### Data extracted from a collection

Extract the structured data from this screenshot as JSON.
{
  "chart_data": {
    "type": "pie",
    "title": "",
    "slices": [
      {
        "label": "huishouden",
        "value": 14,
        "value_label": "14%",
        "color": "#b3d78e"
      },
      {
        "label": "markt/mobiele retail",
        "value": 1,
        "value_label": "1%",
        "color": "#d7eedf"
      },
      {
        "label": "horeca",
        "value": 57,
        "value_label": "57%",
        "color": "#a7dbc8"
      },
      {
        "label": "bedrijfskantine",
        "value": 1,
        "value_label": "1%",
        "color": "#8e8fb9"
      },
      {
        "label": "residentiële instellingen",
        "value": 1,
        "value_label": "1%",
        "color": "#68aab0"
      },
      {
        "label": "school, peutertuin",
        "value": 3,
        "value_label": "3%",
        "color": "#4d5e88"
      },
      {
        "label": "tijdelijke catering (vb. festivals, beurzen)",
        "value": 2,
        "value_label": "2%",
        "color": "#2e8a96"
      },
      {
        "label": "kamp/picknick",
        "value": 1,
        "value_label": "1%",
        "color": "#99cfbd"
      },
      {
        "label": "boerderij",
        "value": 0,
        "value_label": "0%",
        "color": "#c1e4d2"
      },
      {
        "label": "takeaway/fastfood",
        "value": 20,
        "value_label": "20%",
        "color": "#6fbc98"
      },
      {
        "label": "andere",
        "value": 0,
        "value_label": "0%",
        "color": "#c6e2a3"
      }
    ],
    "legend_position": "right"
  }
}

### REQUIRED TASK
Search the data for "color". Copy every line that has it.

### RESPONSE
        "color": "#b3d78e"
        "color": "#d7eedf"
        "color": "#a7dbc8"
        "color": "#8e8fb9"
        "color": "#68aab0"
        "color": "#4d5e88"
        "color": "#2e8a96"
        "color": "#99cfbd"
        "color": "#c1e4d2"
        "color": "#6fbc98"
        "color": "#c6e2a3"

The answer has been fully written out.